#### [Work to complete]
How many lines in the listing below include the word "into"? Reply with the count alone.
#### Supplied material ####
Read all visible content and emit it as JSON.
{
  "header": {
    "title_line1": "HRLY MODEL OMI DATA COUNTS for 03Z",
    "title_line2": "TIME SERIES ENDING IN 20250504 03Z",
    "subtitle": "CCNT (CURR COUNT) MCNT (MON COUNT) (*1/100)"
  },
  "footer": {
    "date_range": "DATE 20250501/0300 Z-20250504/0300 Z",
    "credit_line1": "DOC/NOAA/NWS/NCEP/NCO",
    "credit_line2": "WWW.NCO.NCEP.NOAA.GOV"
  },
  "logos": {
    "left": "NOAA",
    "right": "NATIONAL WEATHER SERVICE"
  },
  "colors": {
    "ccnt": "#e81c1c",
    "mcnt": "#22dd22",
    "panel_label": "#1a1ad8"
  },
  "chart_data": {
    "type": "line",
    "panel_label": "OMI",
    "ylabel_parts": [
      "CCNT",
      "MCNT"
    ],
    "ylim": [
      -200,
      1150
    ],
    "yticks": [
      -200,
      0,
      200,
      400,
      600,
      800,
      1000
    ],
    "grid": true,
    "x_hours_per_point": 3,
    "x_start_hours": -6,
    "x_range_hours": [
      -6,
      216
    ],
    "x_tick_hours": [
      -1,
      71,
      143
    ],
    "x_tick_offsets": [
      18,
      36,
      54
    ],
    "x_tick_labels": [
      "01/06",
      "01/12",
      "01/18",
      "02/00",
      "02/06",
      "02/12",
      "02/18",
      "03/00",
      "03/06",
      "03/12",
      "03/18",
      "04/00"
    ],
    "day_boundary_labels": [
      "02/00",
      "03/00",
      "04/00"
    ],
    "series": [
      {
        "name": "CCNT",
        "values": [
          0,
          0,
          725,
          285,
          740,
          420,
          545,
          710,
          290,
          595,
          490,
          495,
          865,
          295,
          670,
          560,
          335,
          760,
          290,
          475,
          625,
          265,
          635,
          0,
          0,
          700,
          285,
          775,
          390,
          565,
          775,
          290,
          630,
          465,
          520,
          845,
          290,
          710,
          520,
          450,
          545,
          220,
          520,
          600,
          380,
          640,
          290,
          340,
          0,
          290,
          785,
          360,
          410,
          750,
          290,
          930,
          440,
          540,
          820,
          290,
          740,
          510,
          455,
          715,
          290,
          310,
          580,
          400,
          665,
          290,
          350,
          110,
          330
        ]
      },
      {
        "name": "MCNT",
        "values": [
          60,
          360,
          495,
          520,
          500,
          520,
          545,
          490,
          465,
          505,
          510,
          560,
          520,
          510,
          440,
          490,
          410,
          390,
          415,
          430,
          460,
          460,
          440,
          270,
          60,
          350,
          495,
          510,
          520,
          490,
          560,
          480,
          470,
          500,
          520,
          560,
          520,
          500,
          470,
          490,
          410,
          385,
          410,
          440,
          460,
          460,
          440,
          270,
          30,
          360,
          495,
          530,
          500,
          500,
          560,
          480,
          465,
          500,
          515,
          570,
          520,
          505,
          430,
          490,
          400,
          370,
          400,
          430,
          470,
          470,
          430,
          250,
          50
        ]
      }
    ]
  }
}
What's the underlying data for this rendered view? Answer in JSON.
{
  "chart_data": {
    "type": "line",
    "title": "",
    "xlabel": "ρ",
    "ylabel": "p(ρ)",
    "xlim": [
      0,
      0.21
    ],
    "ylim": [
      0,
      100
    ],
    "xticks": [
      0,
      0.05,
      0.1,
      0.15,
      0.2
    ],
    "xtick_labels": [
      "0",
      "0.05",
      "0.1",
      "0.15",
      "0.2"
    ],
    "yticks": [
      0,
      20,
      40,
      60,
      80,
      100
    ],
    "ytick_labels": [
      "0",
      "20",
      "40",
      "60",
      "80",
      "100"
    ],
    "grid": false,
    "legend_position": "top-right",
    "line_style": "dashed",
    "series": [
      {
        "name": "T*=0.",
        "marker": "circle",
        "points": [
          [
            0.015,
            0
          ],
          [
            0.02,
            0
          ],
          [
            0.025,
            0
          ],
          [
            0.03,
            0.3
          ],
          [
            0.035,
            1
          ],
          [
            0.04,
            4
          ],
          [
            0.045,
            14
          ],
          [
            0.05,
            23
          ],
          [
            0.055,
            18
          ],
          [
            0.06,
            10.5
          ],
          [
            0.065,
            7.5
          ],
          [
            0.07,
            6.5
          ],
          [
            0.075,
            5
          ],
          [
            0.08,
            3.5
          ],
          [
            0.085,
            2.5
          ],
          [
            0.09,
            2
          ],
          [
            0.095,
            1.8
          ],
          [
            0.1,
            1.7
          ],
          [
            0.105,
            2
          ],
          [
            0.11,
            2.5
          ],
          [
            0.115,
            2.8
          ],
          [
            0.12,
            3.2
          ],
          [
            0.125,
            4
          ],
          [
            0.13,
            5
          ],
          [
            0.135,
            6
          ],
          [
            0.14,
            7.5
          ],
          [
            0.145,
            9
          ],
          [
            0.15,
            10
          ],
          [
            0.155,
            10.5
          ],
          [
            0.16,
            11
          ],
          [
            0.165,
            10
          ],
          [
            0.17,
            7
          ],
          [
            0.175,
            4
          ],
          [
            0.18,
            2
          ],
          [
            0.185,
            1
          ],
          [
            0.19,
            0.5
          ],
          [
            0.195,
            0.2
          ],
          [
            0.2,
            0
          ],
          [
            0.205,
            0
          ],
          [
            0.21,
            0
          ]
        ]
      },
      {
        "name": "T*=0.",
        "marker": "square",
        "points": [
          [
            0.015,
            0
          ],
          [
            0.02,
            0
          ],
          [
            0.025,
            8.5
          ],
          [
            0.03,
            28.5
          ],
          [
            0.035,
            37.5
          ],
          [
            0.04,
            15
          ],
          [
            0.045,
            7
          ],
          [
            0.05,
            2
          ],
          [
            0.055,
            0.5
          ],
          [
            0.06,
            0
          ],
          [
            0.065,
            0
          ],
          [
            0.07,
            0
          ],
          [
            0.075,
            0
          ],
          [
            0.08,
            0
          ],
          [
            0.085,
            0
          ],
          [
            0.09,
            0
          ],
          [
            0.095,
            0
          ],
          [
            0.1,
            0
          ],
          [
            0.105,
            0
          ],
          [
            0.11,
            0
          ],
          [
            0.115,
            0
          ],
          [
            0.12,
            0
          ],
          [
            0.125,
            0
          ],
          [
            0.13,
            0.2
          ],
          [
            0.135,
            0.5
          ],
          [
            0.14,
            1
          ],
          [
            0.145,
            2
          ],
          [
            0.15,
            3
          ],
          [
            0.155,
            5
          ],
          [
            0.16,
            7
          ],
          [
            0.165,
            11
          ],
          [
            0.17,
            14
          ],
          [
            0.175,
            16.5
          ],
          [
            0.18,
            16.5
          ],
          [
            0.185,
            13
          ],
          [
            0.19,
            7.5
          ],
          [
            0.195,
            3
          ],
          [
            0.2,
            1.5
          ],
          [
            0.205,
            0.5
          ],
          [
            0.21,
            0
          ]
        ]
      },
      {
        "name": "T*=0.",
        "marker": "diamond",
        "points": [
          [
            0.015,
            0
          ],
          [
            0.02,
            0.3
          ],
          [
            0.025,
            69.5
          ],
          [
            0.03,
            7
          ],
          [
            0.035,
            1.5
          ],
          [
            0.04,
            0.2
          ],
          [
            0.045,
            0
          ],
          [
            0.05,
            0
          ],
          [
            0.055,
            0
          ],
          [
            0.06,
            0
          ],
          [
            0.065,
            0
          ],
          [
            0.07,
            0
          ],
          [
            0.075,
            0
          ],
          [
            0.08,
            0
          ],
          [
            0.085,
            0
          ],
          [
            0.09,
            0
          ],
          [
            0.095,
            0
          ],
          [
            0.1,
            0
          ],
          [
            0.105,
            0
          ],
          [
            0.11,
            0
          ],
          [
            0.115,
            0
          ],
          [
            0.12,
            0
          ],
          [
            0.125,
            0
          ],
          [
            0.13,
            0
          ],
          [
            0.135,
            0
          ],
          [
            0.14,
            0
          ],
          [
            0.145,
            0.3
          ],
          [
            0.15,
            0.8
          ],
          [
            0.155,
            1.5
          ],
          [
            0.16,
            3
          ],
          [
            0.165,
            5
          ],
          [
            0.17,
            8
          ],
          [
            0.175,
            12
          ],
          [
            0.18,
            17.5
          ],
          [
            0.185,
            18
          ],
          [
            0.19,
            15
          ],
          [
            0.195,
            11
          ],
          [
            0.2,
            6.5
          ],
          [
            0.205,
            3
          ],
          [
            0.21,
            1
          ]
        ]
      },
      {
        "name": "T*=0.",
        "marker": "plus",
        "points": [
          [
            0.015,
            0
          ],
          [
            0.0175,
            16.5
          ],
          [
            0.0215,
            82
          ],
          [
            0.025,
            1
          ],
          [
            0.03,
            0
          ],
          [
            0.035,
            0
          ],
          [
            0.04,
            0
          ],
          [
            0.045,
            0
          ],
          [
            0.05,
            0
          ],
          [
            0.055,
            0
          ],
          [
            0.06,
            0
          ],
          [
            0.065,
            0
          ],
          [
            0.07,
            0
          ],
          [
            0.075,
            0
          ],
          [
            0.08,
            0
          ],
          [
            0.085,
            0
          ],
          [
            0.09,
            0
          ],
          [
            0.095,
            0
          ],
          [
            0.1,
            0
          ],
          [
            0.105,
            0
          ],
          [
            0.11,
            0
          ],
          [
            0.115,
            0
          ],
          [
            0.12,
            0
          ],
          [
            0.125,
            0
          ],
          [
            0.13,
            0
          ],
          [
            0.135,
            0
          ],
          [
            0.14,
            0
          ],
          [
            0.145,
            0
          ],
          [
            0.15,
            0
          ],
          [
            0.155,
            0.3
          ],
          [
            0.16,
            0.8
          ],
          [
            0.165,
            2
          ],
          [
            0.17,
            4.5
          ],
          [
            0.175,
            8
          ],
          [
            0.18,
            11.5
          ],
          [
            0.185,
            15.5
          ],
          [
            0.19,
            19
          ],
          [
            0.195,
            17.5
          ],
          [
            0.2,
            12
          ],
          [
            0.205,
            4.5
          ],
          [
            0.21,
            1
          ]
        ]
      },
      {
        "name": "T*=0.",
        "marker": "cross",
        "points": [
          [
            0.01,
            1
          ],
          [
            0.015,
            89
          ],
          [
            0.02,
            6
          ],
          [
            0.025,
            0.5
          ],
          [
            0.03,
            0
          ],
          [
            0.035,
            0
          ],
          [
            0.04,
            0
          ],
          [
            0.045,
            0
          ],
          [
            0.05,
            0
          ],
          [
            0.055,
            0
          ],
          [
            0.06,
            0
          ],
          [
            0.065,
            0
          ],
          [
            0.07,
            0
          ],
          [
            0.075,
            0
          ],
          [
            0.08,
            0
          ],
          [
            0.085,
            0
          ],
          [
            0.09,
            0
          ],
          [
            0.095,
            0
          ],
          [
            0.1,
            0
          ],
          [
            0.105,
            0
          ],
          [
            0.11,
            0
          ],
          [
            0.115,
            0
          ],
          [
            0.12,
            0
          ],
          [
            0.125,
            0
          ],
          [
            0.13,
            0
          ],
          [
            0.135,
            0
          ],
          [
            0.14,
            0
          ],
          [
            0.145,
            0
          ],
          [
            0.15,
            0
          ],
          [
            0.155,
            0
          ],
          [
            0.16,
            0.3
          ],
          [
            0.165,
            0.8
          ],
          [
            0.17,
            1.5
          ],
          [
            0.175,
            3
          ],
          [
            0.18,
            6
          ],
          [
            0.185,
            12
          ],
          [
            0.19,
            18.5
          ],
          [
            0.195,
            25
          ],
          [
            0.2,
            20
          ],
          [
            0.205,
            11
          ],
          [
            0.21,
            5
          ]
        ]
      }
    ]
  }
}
####
#### Supplied material ####
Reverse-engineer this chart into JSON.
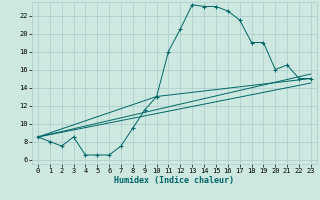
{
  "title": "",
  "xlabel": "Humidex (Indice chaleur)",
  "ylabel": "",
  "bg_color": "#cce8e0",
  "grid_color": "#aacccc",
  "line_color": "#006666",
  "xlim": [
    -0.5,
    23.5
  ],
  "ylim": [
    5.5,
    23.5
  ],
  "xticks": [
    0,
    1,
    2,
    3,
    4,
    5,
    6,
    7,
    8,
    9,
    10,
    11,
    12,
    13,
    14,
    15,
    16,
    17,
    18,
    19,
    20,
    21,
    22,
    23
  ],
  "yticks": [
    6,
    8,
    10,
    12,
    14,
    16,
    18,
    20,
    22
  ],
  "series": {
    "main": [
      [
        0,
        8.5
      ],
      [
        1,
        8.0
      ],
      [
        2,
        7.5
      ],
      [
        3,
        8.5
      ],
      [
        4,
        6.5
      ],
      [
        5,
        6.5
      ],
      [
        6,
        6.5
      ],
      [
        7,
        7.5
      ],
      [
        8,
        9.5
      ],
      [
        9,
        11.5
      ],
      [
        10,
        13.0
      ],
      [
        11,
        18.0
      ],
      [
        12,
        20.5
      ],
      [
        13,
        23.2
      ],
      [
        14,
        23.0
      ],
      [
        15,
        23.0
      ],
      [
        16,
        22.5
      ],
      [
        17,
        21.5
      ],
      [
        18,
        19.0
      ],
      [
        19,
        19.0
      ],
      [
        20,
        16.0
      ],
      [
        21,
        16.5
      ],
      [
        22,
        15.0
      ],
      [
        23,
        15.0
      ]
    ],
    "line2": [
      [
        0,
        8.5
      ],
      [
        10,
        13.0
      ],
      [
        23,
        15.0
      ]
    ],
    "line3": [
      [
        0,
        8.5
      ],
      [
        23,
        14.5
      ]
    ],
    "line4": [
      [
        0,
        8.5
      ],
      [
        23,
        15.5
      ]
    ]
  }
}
####
#### Supplied material ####
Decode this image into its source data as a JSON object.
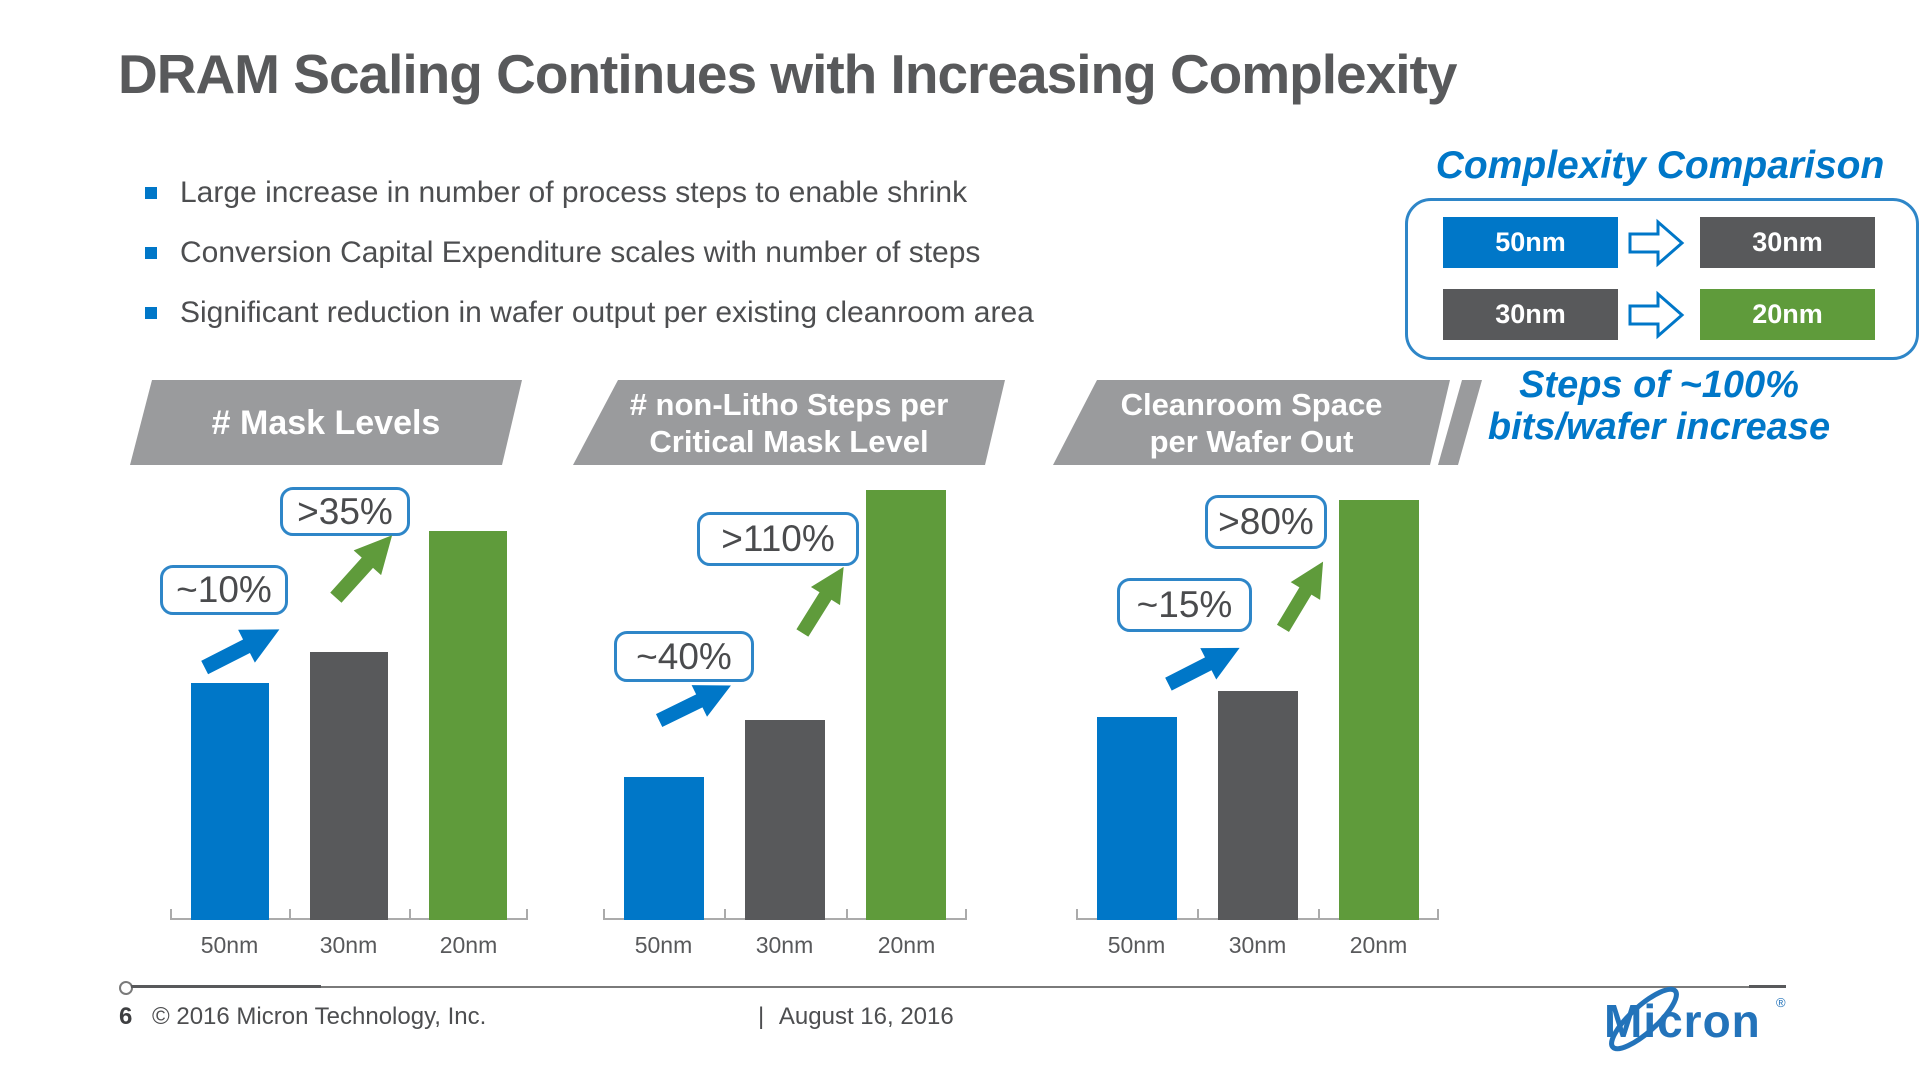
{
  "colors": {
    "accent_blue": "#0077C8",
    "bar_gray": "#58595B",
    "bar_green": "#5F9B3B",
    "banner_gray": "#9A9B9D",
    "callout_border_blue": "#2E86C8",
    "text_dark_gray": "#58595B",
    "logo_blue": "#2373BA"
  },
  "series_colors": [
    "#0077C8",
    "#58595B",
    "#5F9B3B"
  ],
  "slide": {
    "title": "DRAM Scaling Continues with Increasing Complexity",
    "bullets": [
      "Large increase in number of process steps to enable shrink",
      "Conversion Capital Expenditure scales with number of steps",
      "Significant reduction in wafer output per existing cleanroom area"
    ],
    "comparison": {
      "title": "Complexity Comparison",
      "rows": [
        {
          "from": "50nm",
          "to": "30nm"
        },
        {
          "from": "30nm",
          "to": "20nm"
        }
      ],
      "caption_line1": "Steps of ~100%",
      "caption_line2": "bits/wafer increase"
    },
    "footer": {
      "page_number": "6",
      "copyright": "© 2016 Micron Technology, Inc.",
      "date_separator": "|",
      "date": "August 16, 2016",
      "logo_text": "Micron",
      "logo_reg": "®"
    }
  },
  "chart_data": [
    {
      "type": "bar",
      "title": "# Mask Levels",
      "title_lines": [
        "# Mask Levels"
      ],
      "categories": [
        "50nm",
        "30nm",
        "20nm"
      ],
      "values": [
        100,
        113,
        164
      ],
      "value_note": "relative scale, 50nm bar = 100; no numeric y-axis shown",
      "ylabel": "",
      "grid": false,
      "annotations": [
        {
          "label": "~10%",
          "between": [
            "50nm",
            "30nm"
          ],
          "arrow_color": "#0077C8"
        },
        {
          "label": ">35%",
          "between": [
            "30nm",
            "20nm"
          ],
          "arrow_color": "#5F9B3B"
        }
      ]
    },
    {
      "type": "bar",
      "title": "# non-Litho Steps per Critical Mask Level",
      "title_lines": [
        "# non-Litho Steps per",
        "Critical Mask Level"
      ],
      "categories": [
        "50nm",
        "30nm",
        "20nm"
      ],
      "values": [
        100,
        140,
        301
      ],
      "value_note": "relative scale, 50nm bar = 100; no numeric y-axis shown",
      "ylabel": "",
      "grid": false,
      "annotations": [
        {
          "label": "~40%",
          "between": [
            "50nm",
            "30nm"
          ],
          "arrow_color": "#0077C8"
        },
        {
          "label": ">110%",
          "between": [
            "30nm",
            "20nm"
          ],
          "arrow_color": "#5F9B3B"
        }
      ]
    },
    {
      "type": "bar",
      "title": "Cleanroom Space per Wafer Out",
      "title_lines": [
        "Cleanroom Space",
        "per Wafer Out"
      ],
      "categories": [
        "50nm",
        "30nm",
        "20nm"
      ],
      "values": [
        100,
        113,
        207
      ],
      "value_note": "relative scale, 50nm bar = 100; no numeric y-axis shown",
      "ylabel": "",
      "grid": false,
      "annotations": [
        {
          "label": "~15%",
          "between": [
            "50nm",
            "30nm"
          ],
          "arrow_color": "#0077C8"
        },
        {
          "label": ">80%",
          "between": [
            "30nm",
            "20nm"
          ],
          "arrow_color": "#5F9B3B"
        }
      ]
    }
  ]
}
####
#### [Finished task]
2